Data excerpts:
####################

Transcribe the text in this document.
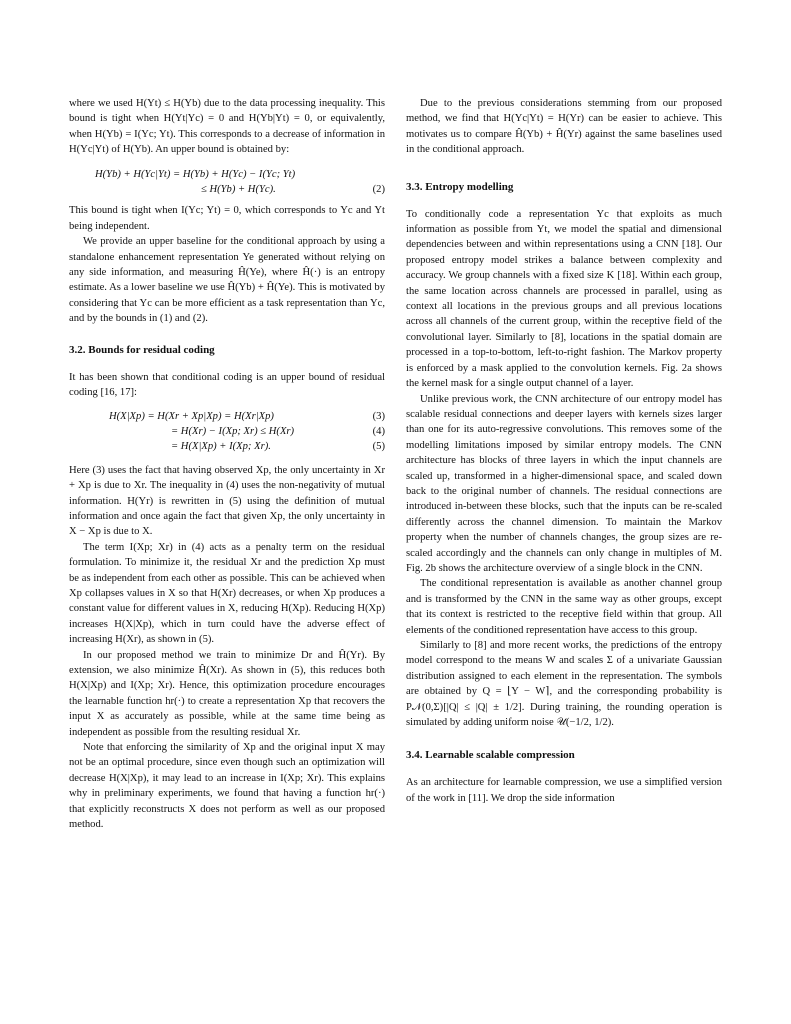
where we used H(Yt) ≤ H(Yb) due to the data processing inequality. This bound is tight when H(Yt|Yc) = 0 and H(Yb|Yt) = 0, or equivalently, when H(Yb) = I(Yc; Yt). This corresponds to a decrease of information in H(Yc|Yt) of H(Yb). An upper bound is obtained by:

H(Yb) + H(Yc|Yt) = H(Yb) + H(Yc) − I(Yc; Yt)
≤ H(Yb) + H(Yc).	(2)

This bound is tight when I(Yc; Yt) = 0, which corresponds to Yc and Yt being independent.

We provide an upper baseline for the conditional approach by using a standalone enhancement representation Ye generated without relying on any side information, and measuring Ĥ(Ye), where Ĥ(·) is an entropy estimate. As a lower baseline we use Ĥ(Yb) + Ĥ(Ye). This is motivated by considering that Yc can be more efficient as a task representation than Yc, and by the bounds in (1) and (2).

3.2. Bounds for residual coding

It has been shown that conditional coding is an upper bound of residual coding [16, 17]:

H(X|Xp) = H(Xr + Xp|Xp) = H(Xr|Xp)	(3)
= H(Xr) − I(Xp; Xr) ≤ H(Xr)	(4)
= H(X|Xp) + I(Xp; Xr).	(5)

Here (3) uses the fact that having observed Xp, the only uncertainty in Xr + Xp is due to Xr. The inequality in (4) uses the non-negativity of mutual information. H(Yr) is rewritten in (5) using the definition of mutual information and once again the fact that given Xp, the only uncertainty in X − Xp is due to X.

The term I(Xp; Xr) in (4) acts as a penalty term on the residual formulation. To minimize it, the residual Xr and the prediction Xp must be as independent from each other as possible. This can be achieved when Xp collapses values in X so that H(Xr) decreases, or when Xp produces a constant value for different values in X, reducing H(Xp). Reducing H(Xp) increases H(X|Xp), which in turn could have the adverse effect of increasing H(Xr), as shown in (5).

In our proposed method we train to minimize Dr and Ĥ(Yr). By extension, we also minimize Ĥ(Xr). As shown in (5), this reduces both H(X|Xp) and I(Xp; Xr). Hence, this optimization procedure encourages the learnable function hr(·) to create a representation Xp that recovers the input X as accurately as possible, while at the same time being as independent as possible from the resulting residual Xr.

Note that enforcing the similarity of Xp and the original input X may not be an optimal procedure, since even though such an optimization will decrease H(X|Xp), it may lead to an increase in I(Xp; Xr). This explains why in preliminary experiments, we found that having a function hr(·) that explicitly reconstructs X does not perform as well as our proposed method.

Due to the previous considerations stemming from our proposed method, we find that H(Yc|Yt) = H(Yr) can be easier to achieve. This motivates us to compare Ĥ(Yb) + Ĥ(Yr) against the same baselines used in the conditional approach.

3.3. Entropy modelling

To conditionally code a representation Yc that exploits as much information as possible from Yt, we model the spatial and dimensional dependencies between and within representations using a CNN [18]. Our proposed entropy model strikes a balance between complexity and accuracy. We group channels with a fixed size K [18]. Within each group, the same location across channels are processed in parallel, using as context all locations in the previous groups and all previous locations across all channels of the current group, within the receptive field of the convolutional layer. Similarly to [8], locations in the spatial domain are processed in a top-to-bottom, left-to-right fashion. The Markov property is enforced by a mask applied to the convolution kernels. Fig. 2a shows the kernel mask for a single output channel of a layer.

Unlike previous work, the CNN architecture of our entropy model has scalable residual connections and deeper layers with kernels sizes larger than one for its auto-regressive convolutions. This removes some of the modelling limitations imposed by similar entropy models. The CNN architecture has blocks of three layers in which the input channels are scaled up, transformed in a higher-dimensional space, and scaled down back to the original number of channels. The residual connections are introduced in-between these blocks, such that the inputs can be re-scaled differently across the channel dimension. To maintain the Markov property when the number of channels changes, the group sizes are re-scaled accordingly and the channels can only change in multiples of M. Fig. 2b shows the architecture overview of a single block in the CNN.

The conditional representation is available as another channel group and is transformed by the CNN in the same way as other groups, except that its context is restricted to the receptive field within that group. All elements of the conditioned representation have access to this group.

Similarly to [8] and more recent works, the predictions of the entropy model correspond to the means W and scales Σ of a univariate Gaussian distribution assigned to each element in the representation. The symbols are obtained by Q = ⌊Y − W⌉, and the corresponding probability is P𝒩(0,Σ)[|Q| ≤ |Q| ± 1/2]. During training, the rounding operation is simulated by adding uniform noise 𝒰(−1/2, 1/2).

3.4. Learnable scalable compression

As an architecture for learnable compression, we use a simplified version of the work in [11]. We drop the side information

####################

● **What to work on**: The records are above. How many lines in them contain the word "corresponds"? Give the number alone.

● **Response to the exercise**: 2